So, I have a huge confession.  After I moved to Asheville, I started a tinder.  I wasnt meeting any guys before that because I think I’m too old to be trolling the bars for dudes and how else do you actually meet people these days!?

Well, I have reconfirmed what I already knew about tinder- it just isn’t for me. I just cannot do it. I have decided to delete my account and here are the reasons why:

  1. I automatically think you’re talking to other girls. It’s like even if you’re on tinder for good intentions.. which I don’t think you really can be, it’s not for friends, you literally swipe yes or no to if you would sleep with someone.. I will probably just assume that every time you are on your phone, it’s with another tinder chick.  Maybe that’s just me and I’m crazy, but it is what it is.  It puts a strong level of distrust on anything from the jump. On both sides. Even if you don’t want to admit it, if you have ever gotten semi-serious with someone from tinder, in the back of your mind you are wondering how many other semi-serious partners there are or have been or will be.  It’s natural. And that little voice in the back of your head builds a little wall, and that little wall turns into a blockade from fully trusting their intentions for you.  Which leads to this whole “are they a good person” vs “are they a shady person” thing and that just kills it.
  2. I’m not trying to hook up with you. But meeting someone from tinder has this amazing way of putting this invisible expectation on it that it’s supposed to end in sex.  And lets face it, we’re all on tinder because we’re kinda lonely. Then you usually meet people out at a social event or bar.  Social events and bars have alcohol.  Alcohol + people who know they are attracted to each other + people who are kinda lonely = a drunken hookup.  It’s simple math.  Simple math that just isn’t me.  It’s really not, and I kinda hate the one time I allowed this to go down.  Even though the guy is- well I think is- a nice, decent, attractive, respectful, small town dude.  I just hate knowing I let a complete stranger get to know such an intimate piece of me before anything else.  It’s just that, unlike many others in my age range, my number is very low and now I feel like I wasted a valuable slot to someone who may or may not decide to actually ever be valuable enough to my life to actually deserve that spot. Kinda let myself down more than anything.
  3. I don’t know what to say when people ask how we met.  Guess what, even if it does work out, I’ll have to say we met on tinder.  Everything about that statement makes my stomach turn.  Maybe because it’s not my style. Mostly because tinder is a disgusting hookup app and I’d be embarrassed to tell my family and friends that I was even on it, let alone actually meeting strangers off of it.

** DATASET EXTRACT **

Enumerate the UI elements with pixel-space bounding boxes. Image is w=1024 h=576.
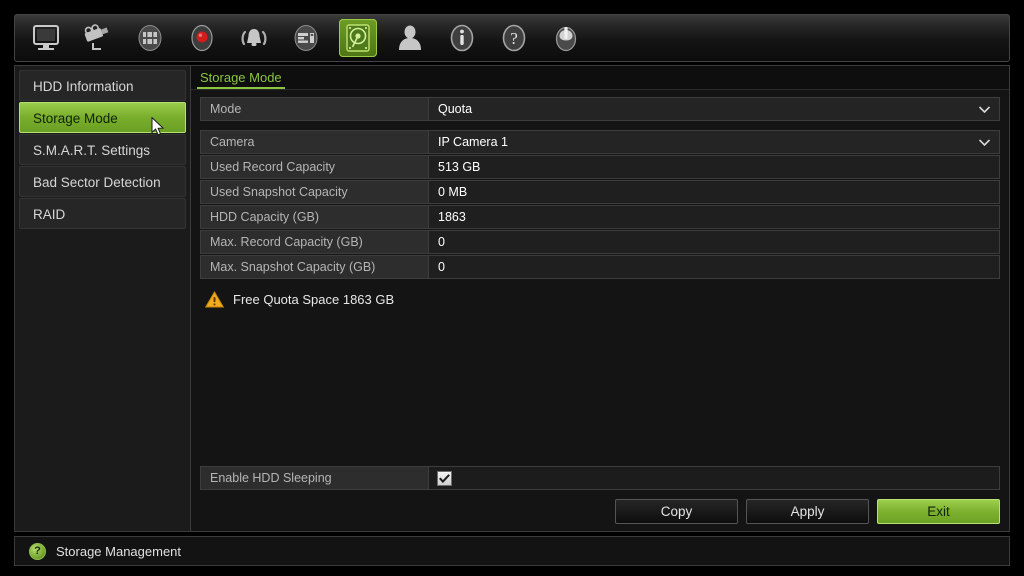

** WHAT THE TASK REQUIRES **
According to the post about quitting tinder, what city did the writer move to before starting a tinder account?

** EXERCISE ANSWER **
Asheville